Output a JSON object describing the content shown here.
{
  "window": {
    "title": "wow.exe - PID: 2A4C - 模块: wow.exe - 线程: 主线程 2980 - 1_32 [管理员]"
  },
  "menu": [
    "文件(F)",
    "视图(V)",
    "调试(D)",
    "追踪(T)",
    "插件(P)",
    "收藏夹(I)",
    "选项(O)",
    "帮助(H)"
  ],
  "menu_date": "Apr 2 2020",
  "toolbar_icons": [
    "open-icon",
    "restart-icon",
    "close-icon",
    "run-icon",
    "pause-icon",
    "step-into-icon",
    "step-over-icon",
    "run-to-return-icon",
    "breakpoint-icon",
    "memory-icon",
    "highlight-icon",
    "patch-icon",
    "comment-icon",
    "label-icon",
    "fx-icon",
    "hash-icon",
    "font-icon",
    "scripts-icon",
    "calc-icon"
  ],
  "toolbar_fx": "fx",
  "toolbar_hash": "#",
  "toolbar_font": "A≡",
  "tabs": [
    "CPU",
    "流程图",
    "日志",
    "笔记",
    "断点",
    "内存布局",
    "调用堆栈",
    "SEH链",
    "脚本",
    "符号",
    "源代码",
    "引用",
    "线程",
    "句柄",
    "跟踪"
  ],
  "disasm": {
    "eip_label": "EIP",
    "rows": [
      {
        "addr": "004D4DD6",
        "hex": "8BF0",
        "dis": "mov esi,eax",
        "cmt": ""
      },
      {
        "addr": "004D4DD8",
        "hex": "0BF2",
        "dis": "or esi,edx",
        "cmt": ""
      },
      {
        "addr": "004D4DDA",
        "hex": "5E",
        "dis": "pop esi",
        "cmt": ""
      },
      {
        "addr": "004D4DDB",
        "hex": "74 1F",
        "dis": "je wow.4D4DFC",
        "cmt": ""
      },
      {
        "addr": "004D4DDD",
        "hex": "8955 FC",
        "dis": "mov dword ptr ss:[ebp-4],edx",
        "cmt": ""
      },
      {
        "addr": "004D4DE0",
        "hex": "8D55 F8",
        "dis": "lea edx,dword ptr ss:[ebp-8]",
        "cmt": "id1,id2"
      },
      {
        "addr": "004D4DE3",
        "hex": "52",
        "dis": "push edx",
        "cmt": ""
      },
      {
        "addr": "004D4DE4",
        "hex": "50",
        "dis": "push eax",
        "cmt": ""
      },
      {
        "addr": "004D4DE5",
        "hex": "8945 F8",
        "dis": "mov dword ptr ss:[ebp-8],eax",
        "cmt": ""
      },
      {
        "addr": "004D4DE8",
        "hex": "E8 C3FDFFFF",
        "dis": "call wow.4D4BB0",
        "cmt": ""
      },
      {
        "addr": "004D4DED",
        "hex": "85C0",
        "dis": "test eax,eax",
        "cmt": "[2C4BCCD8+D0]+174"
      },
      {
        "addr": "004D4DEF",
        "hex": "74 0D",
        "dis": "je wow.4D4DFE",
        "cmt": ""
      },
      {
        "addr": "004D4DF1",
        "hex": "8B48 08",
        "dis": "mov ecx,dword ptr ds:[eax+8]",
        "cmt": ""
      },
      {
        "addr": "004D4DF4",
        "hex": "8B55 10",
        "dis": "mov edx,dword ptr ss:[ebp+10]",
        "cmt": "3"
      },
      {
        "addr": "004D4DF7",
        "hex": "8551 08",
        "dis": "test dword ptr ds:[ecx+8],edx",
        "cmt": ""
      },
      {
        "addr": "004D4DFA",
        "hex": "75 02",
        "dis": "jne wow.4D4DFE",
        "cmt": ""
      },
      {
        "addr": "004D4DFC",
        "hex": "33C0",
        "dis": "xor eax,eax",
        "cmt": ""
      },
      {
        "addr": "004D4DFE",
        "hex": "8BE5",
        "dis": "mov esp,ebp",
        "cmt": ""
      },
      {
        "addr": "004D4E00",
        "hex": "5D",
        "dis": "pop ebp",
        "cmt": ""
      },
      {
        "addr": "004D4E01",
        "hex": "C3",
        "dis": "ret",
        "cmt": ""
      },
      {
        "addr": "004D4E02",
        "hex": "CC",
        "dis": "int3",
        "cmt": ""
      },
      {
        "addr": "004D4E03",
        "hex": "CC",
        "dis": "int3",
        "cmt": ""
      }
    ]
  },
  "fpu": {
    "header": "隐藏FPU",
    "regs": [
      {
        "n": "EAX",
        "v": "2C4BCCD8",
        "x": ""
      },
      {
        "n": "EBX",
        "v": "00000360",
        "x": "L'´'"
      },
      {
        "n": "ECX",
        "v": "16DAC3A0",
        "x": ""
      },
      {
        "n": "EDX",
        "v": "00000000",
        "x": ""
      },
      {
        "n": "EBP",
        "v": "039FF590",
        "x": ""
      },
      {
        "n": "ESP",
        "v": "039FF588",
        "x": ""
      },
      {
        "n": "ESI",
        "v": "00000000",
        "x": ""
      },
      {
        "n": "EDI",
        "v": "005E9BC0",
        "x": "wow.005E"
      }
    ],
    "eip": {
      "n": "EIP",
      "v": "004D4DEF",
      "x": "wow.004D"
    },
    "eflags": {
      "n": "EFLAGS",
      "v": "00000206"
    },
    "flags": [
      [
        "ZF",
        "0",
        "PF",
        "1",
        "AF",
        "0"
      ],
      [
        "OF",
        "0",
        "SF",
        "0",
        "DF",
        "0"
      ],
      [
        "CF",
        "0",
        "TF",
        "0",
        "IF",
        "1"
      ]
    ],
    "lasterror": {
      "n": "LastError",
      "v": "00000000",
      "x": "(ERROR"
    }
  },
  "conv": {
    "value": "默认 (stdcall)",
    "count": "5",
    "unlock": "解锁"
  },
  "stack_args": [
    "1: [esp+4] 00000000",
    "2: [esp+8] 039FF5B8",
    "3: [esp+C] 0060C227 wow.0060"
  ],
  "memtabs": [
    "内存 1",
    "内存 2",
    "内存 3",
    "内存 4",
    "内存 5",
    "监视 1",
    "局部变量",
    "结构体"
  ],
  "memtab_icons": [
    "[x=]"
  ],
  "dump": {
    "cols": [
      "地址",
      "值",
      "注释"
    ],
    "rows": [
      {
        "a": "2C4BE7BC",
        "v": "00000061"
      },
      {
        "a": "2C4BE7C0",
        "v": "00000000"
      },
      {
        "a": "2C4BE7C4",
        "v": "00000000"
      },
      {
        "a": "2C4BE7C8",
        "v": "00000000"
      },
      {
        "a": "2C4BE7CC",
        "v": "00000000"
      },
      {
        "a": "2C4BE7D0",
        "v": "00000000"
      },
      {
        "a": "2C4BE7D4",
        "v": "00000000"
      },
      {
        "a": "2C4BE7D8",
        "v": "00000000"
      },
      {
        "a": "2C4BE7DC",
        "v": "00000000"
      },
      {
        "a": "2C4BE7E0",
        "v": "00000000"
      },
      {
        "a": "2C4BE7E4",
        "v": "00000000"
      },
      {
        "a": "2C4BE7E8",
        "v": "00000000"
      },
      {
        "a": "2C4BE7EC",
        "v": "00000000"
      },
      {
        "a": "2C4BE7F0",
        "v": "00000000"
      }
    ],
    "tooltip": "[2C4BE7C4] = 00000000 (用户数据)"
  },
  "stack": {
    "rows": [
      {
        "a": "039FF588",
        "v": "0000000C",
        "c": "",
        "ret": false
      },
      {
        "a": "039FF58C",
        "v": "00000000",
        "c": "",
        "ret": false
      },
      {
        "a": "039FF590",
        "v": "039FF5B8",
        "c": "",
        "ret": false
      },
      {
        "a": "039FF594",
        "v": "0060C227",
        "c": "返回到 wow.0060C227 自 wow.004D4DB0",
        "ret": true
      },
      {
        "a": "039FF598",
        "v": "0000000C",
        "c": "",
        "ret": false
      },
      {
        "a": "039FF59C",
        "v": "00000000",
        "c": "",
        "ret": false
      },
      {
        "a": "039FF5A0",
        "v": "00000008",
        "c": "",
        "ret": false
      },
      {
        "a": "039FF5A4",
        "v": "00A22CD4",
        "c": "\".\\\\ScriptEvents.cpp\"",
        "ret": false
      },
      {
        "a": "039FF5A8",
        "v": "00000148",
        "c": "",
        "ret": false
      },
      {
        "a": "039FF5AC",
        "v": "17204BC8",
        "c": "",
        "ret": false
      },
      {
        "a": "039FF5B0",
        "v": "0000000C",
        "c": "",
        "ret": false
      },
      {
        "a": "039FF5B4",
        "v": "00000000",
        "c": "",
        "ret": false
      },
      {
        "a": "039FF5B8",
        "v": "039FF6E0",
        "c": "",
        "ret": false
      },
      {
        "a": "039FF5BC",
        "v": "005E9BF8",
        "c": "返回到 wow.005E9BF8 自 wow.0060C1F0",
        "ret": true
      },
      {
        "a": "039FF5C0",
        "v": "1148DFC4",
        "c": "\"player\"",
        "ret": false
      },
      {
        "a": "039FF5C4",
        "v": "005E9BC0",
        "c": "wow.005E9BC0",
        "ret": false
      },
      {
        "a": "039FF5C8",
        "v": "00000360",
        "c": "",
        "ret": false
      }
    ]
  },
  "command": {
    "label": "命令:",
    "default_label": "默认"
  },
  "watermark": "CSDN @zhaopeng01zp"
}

◆ **WHAT THE TASK ASKS**: Where a line of the entries contains the word "dword", copy that line.

◆ **COMPLETE OUTPUT**:
        "dis": "mov dword ptr ss:[ebp-4],edx",
        "dis": "lea edx,dword ptr ss:[ebp-8]",
        "dis": "mov dword ptr ss:[ebp-8],eax",
        "dis": "mov ecx,dword ptr ds:[eax+8]",
        "dis": "mov edx,dword ptr ss:[ebp+10]",
        "dis": "test dword ptr ds:[ecx+8],edx",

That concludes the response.